======== INFORMATION SUPPLIED ========
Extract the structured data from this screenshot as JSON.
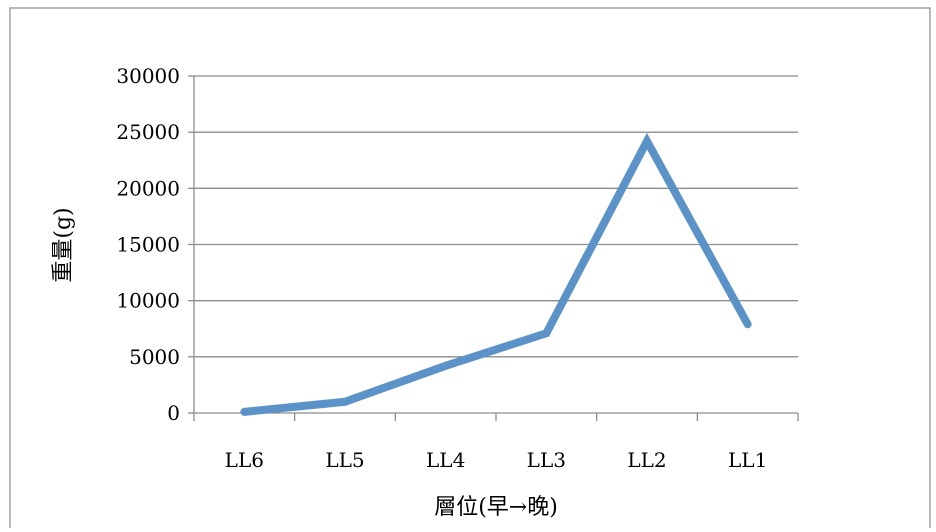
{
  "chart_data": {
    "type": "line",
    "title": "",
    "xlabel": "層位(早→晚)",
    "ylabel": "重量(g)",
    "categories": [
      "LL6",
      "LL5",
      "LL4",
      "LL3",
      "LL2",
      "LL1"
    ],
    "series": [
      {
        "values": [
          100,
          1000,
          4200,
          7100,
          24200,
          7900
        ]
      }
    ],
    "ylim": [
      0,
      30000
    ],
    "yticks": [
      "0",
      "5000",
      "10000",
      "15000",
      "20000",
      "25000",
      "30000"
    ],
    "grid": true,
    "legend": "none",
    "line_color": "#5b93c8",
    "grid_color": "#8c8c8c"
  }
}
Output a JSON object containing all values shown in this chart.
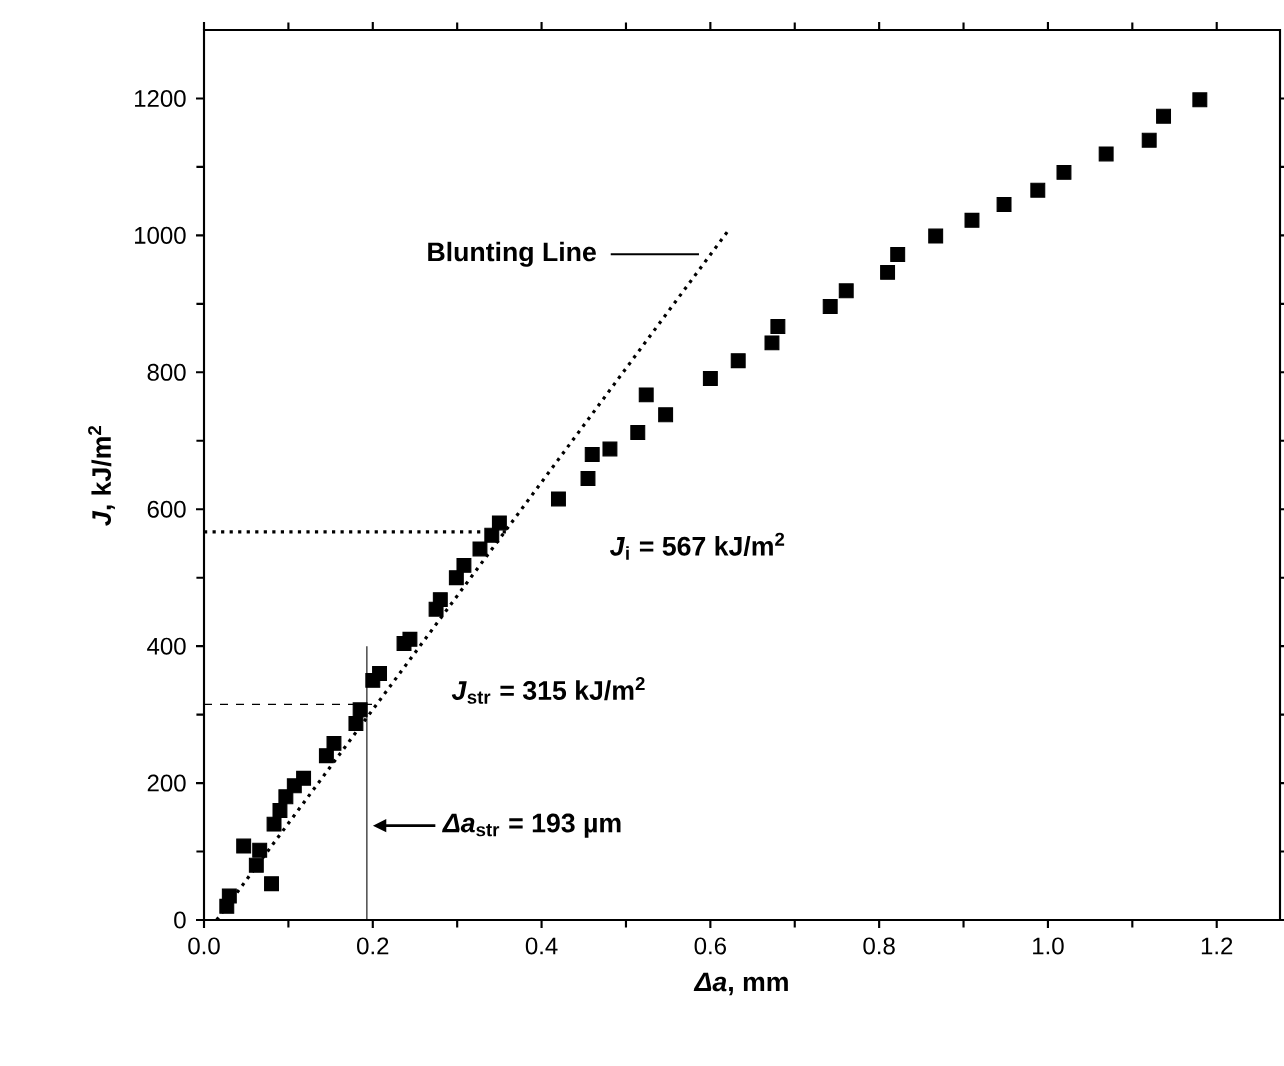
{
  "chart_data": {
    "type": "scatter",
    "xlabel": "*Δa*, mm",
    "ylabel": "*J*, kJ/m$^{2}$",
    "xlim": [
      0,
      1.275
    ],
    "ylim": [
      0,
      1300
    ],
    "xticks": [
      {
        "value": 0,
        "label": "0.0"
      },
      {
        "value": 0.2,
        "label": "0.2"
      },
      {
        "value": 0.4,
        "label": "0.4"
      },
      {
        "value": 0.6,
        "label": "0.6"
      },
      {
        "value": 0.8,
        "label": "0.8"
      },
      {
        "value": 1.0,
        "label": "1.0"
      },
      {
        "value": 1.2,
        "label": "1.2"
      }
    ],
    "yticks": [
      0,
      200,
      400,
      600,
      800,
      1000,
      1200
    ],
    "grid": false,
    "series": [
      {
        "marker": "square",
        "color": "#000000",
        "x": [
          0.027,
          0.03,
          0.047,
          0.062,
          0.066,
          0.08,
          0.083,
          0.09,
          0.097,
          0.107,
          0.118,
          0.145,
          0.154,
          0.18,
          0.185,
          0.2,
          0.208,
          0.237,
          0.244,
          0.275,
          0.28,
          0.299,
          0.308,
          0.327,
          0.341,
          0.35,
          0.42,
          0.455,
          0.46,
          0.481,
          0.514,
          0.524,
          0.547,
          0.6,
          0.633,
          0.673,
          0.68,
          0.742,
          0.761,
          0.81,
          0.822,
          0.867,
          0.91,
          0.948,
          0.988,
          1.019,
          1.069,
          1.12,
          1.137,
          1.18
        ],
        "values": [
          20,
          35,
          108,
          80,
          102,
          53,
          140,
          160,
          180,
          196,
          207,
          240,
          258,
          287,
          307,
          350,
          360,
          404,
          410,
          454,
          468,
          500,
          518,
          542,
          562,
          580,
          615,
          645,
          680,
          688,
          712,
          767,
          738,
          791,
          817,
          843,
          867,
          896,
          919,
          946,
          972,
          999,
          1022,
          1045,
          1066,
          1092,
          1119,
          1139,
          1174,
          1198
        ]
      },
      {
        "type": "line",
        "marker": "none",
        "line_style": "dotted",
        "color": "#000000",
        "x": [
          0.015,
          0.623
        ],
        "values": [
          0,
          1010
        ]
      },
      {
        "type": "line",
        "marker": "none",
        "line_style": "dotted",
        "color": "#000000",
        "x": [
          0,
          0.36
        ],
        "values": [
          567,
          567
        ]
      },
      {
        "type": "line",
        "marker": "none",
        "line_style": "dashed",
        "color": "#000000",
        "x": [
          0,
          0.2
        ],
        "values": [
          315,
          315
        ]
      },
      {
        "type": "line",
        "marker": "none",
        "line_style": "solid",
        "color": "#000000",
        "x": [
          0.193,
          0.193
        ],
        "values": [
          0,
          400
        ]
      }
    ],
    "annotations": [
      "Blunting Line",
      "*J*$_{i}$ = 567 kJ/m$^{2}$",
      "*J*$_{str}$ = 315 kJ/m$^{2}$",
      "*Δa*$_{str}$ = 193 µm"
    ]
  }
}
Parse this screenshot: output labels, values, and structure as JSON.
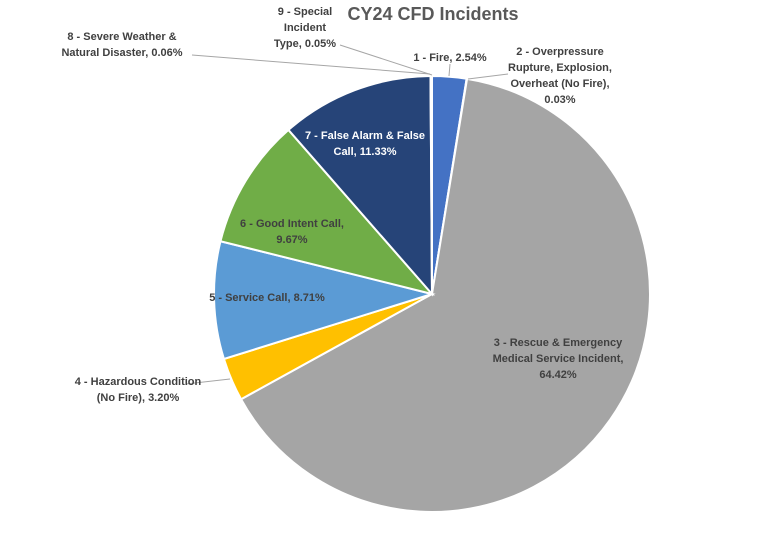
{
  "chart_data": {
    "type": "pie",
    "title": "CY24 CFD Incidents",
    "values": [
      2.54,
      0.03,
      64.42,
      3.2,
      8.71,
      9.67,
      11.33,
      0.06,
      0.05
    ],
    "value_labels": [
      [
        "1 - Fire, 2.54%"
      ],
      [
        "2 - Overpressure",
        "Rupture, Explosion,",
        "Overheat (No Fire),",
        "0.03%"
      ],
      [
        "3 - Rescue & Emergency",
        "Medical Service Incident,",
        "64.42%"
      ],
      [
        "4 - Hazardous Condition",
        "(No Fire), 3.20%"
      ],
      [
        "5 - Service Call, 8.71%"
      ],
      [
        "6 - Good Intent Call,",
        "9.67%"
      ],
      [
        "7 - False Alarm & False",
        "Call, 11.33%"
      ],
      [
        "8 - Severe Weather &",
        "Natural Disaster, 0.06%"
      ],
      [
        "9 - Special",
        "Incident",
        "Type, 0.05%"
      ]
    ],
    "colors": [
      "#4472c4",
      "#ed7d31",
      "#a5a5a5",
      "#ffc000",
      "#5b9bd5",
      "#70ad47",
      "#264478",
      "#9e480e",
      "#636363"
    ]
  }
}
========
Give the data again exactly as written, with all pictures left out.

Extract the structured data from this screenshot as JSON.
{
  "chart_data": {
    "type": "line",
    "title": "",
    "xlabel": "層位(早→晚)",
    "ylabel": "重量(g)",
    "categories": [
      "LL6",
      "LL5",
      "LL4",
      "LL3",
      "LL2",
      "LL1"
    ],
    "series": [
      {
        "values": [
          100,
          1000,
          4200,
          7100,
          24200,
          7900
        ]
      }
    ],
    "ylim": [
      0,
      30000
    ],
    "yticks": [
      "0",
      "5000",
      "10000",
      "15000",
      "20000",
      "25000",
      "30000"
    ],
    "grid": true,
    "legend": "none",
    "line_color": "#5b93c8",
    "grid_color": "#8c8c8c"
  }
}
Output a JSON object containing all values shown in this chart.
{
  "chart_data": {
    "type": "scatter",
    "xlabel": "*Δa*, mm",
    "ylabel": "*J*, kJ/m$^{2}$",
    "xlim": [
      0,
      1.275
    ],
    "ylim": [
      0,
      1300
    ],
    "xticks": [
      {
        "value": 0,
        "label": "0.0"
      },
      {
        "value": 0.2,
        "label": "0.2"
      },
      {
        "value": 0.4,
        "label": "0.4"
      },
      {
        "value": 0.6,
        "label": "0.6"
      },
      {
        "value": 0.8,
        "label": "0.8"
      },
      {
        "value": 1.0,
        "label": "1.0"
      },
      {
        "value": 1.2,
        "label": "1.2"
      }
    ],
    "yticks": [
      0,
      200,
      400,
      600,
      800,
      1000,
      1200
    ],
    "grid": false,
    "series": [
      {
        "marker": "square",
        "color": "#000000",
        "x": [
          0.027,
          0.03,
          0.047,
          0.062,
          0.066,
          0.08,
          0.083,
          0.09,
          0.097,
          0.107,
          0.118,
          0.145,
          0.154,
          0.18,
          0.185,
          0.2,
          0.208,
          0.237,
          0.244,
          0.275,
          0.28,
          0.299,
          0.308,
          0.327,
          0.341,
          0.35,
          0.42,
          0.455,
          0.46,
          0.481,
          0.514,
          0.524,
          0.547,
          0.6,
          0.633,
          0.673,
          0.68,
          0.742,
          0.761,
          0.81,
          0.822,
          0.867,
          0.91,
          0.948,
          0.988,
          1.019,
          1.069,
          1.12,
          1.137,
          1.18
        ],
        "values": [
          20,
          35,
          108,
          80,
          102,
          53,
          140,
          160,
          180,
          196,
          207,
          240,
          258,
          287,
          307,
          350,
          360,
          404,
          410,
          454,
          468,
          500,
          518,
          542,
          562,
          580,
          615,
          645,
          680,
          688,
          712,
          767,
          738,
          791,
          817,
          843,
          867,
          896,
          919,
          946,
          972,
          999,
          1022,
          1045,
          1066,
          1092,
          1119,
          1139,
          1174,
          1198
        ]
      },
      {
        "type": "line",
        "marker": "none",
        "line_style": "dotted",
        "color": "#000000",
        "x": [
          0.015,
          0.623
        ],
        "values": [
          0,
          1010
        ]
      },
      {
        "type": "line",
        "marker": "none",
        "line_style": "dotted",
        "color": "#000000",
        "x": [
          0,
          0.36
        ],
        "values": [
          567,
          567
        ]
      },
      {
        "type": "line",
        "marker": "none",
        "line_style": "dashed",
        "color": "#000000",
        "x": [
          0,
          0.2
        ],
        "values": [
          315,
          315
        ]
      },
      {
        "type": "line",
        "marker": "none",
        "line_style": "solid",
        "color": "#000000",
        "x": [
          0.193,
          0.193
        ],
        "values": [
          0,
          400
        ]
      }
    ],
    "annotations": [
      "Blunting Line",
      "*J*$_{i}$ = 567 kJ/m$^{2}$",
      "*J*$_{str}$ = 315 kJ/m$^{2}$",
      "*Δa*$_{str}$ = 193 µm"
    ]
  }
}
Parse this screenshot: output labels, values, and structure as JSON.
{
  "chart_data": {
    "type": "pie",
    "title": "CY24 CFD Incidents",
    "values": [
      2.54,
      0.03,
      64.42,
      3.2,
      8.71,
      9.67,
      11.33,
      0.06,
      0.05
    ],
    "value_labels": [
      [
        "1 - Fire, 2.54%"
      ],
      [
        "2 - Overpressure",
        "Rupture, Explosion,",
        "Overheat (No Fire),",
        "0.03%"
      ],
      [
        "3 - Rescue & Emergency",
        "Medical Service Incident,",
        "64.42%"
      ],
      [
        "4 - Hazardous Condition",
        "(No Fire), 3.20%"
      ],
      [
        "5 - Service Call, 8.71%"
      ],
      [
        "6 - Good Intent Call,",
        "9.67%"
      ],
      [
        "7 - False Alarm & False",
        "Call, 11.33%"
      ],
      [
        "8 - Severe Weather &",
        "Natural Disaster, 0.06%"
      ],
      [
        "9 - Special",
        "Incident",
        "Type, 0.05%"
      ]
    ],
    "colors": [
      "#4472c4",
      "#ed7d31",
      "#a5a5a5",
      "#ffc000",
      "#5b9bd5",
      "#70ad47",
      "#264478",
      "#9e480e",
      "#636363"
    ]
  }
}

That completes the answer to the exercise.